____ Input rows
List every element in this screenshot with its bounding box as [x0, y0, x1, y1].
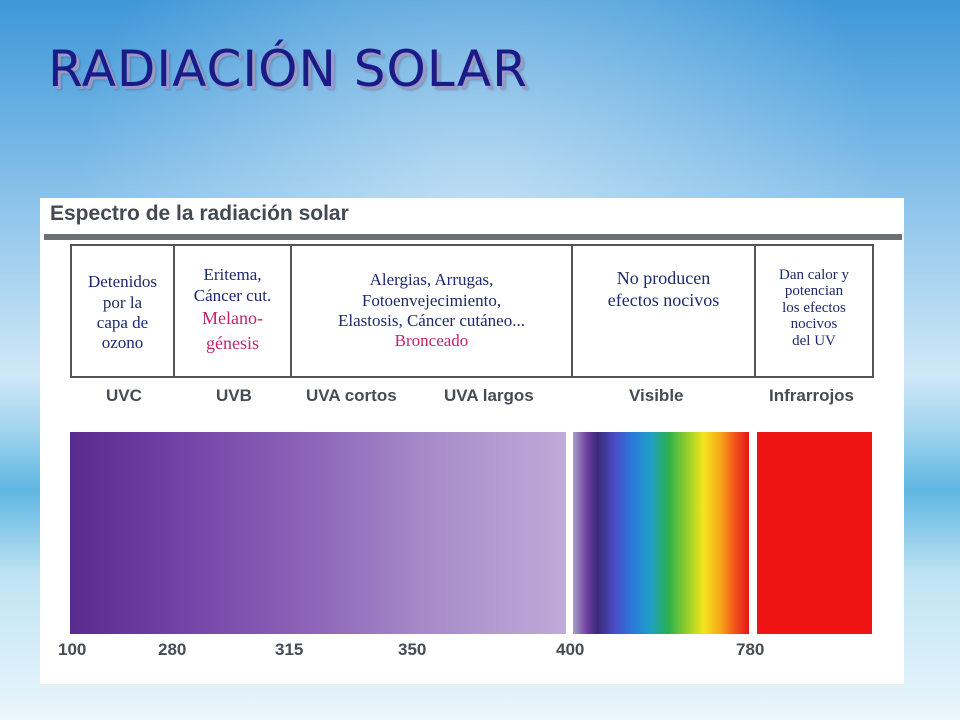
effect-infrared: Dan calor y potencian los efectos nocivo… [756, 246, 872, 376]
band-label-uvb: UVB [216, 386, 252, 405]
effect-line: efectos nocivos [607, 289, 720, 310]
band-label-visible: Visible [629, 386, 684, 405]
spectrum-infrared [757, 432, 872, 634]
effect-uvb: Eritema, Cáncer cut. Melano- génesis [175, 246, 292, 376]
effect-line: Fotoenvejecimiento, [361, 290, 502, 310]
band-label-uva-cortos: UVA cortos [306, 386, 397, 405]
tick-label: 280 [158, 640, 187, 659]
effect-line: Elastosis, Cáncer cutáneo... [338, 311, 525, 330]
tick-label: 400 [556, 640, 585, 659]
effect-line: Detenidos [88, 272, 157, 292]
effect-line: Cáncer cut. [193, 285, 272, 305]
effect-line: del UV [792, 332, 836, 349]
tick-label: 315 [275, 640, 304, 659]
effect-line: potencian [784, 283, 844, 300]
effect-line: los efectos [782, 299, 846, 316]
band-label-uva-largos: UVA largos [444, 386, 534, 405]
spectrum-visible [573, 432, 749, 634]
effect-line: Dan calor y [779, 266, 849, 283]
band-label-uvc: UVC [106, 386, 142, 405]
effect-highlight: génesis [206, 333, 259, 354]
tick-label: 350 [398, 640, 427, 659]
slide-title: RADIACIÓN SOLAR [48, 40, 528, 98]
tick-label: 100 [58, 640, 87, 659]
figure-title: Espectro de la radiación solar [50, 202, 349, 225]
spectrum-figure: Espectro de la radiación solar Detenidos… [40, 198, 904, 686]
effect-uva: Alergias, Arrugas, Fotoenvejecimiento, E… [292, 246, 573, 376]
spectrum-ultraviolet [70, 432, 566, 634]
effect-visible: No producen efectos nocivos [573, 246, 756, 376]
effect-line: Eritema, [203, 265, 262, 285]
effects-table: Detenidos por la capa de ozono Eritema, … [70, 244, 874, 378]
wavelength-axis: 100 280 315 350 400 780 [40, 640, 904, 664]
effect-line: ozono [101, 333, 144, 353]
effect-uvc: Detenidos por la capa de ozono [72, 246, 175, 376]
effect-highlight: Bronceado [394, 331, 469, 351]
effect-line: No producen [616, 268, 711, 288]
panel-bottom-edge [40, 684, 904, 686]
title-rule [44, 234, 902, 240]
tick-label: 780 [736, 640, 765, 659]
effect-line: capa de [96, 313, 149, 332]
band-labels: UVC UVB UVA cortos UVA largos Visible In… [40, 386, 904, 410]
effect-line: nocivos [790, 316, 838, 333]
effect-line: por la [102, 292, 143, 312]
band-label-infrared: Infrarrojos [769, 386, 855, 405]
effect-line: Alergias, Arrugas, [369, 270, 494, 290]
effect-highlight: Melano- [202, 308, 263, 329]
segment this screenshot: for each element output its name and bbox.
________
▶ _Instruction_
Present each line of the material above as a numbered list, omitting blank lines and any picture.

▶ _Solution for this task_
1. List every element in this screenshot with its bounding box as [x0, y0, x1, y1].
2. effect-infrared: Dan calor y potencian los efectos nocivo… [756, 246, 872, 376]
3. band-label-uvb: UVB [216, 386, 252, 405]
4. effect-line: efectos nocivos [607, 289, 720, 310]
5. band-label-visible: Visible [629, 386, 684, 405]
6. spectrum-infrared [757, 432, 872, 634]
7. effect-uvb: Eritema, Cáncer cut. Melano- génesis [175, 246, 292, 376]
8. effect-line: Fotoenvejecimiento, [361, 290, 502, 310]
9. band-label-uva-cortos: UVA cortos [306, 386, 397, 405]
10. tick-label: 280 [158, 640, 187, 659]
11. effect-line: Elastosis, Cáncer cutáneo... [338, 311, 525, 330]
12. tick-label: 400 [556, 640, 585, 659]
13. effect-line: Detenidos [88, 272, 157, 292]
14. effect-line: Cáncer cut. [193, 285, 272, 305]
15. effect-line: del UV [792, 332, 836, 349]
16. tick-label: 315 [275, 640, 304, 659]
17. effect-line: potencian [784, 283, 844, 300]
18. effect-line: los efectos [782, 299, 846, 316]
19. band-label-uva-largos: UVA largos [444, 386, 534, 405]
20. spectrum-visible [573, 432, 749, 634]
21. effect-line: Dan calor y [779, 266, 849, 283]
22. band-label-uvc: UVC [106, 386, 142, 405]
23. effect-highlight: génesis [206, 333, 259, 354]
24. tick-label: 350 [398, 640, 427, 659]
25. slide-title: RADIACIÓN SOLAR [48, 40, 528, 98]
26. tick-label: 100 [58, 640, 87, 659]
27. figure-title: Espectro de la radiación solar [50, 202, 349, 225]
28. spectrum-figure: Espectro de la radiación solar Detenidos… [40, 198, 904, 686]
29. effect-uva: Alergias, Arrugas, Fotoenvejecimiento, E… [292, 246, 573, 376]
30. spectrum-ultraviolet [70, 432, 566, 634]
31. effect-visible: No producen efectos nocivos [573, 246, 756, 376]
32. effect-line: Eritema, [203, 265, 262, 285]
33. effects-table: Detenidos por la capa de ozono Eritema, … [70, 244, 874, 378]
34. wavelength-axis: 100 280 315 350 400 780 [40, 640, 904, 664]
35. effect-line: ozono [101, 333, 144, 353]
36. effect-uvc: Detenidos por la capa de ozono [72, 246, 175, 376]
37. effect-highlight: Bronceado [394, 331, 469, 351]
38. effect-line: No producen [616, 268, 711, 288]
39. panel-bottom-edge [40, 684, 904, 686]
40. title-rule [44, 234, 902, 240]
41. tick-label: 780 [736, 640, 765, 659]
42. effect-line: capa de [96, 313, 149, 332]
43. band-labels: UVC UVB UVA cortos UVA largos Visible In… [40, 386, 904, 410]
44. effect-line: nocivos [790, 316, 838, 333]
45. effect-line: por la [102, 292, 143, 312]
46. band-label-infrared: Infrarrojos [769, 386, 855, 405]
47. effect-line: Alergias, Arrugas, [369, 270, 494, 290]
48. effect-highlight: Melano- [202, 308, 263, 329]
49. segment this screenshot: for each element output its name and bbox.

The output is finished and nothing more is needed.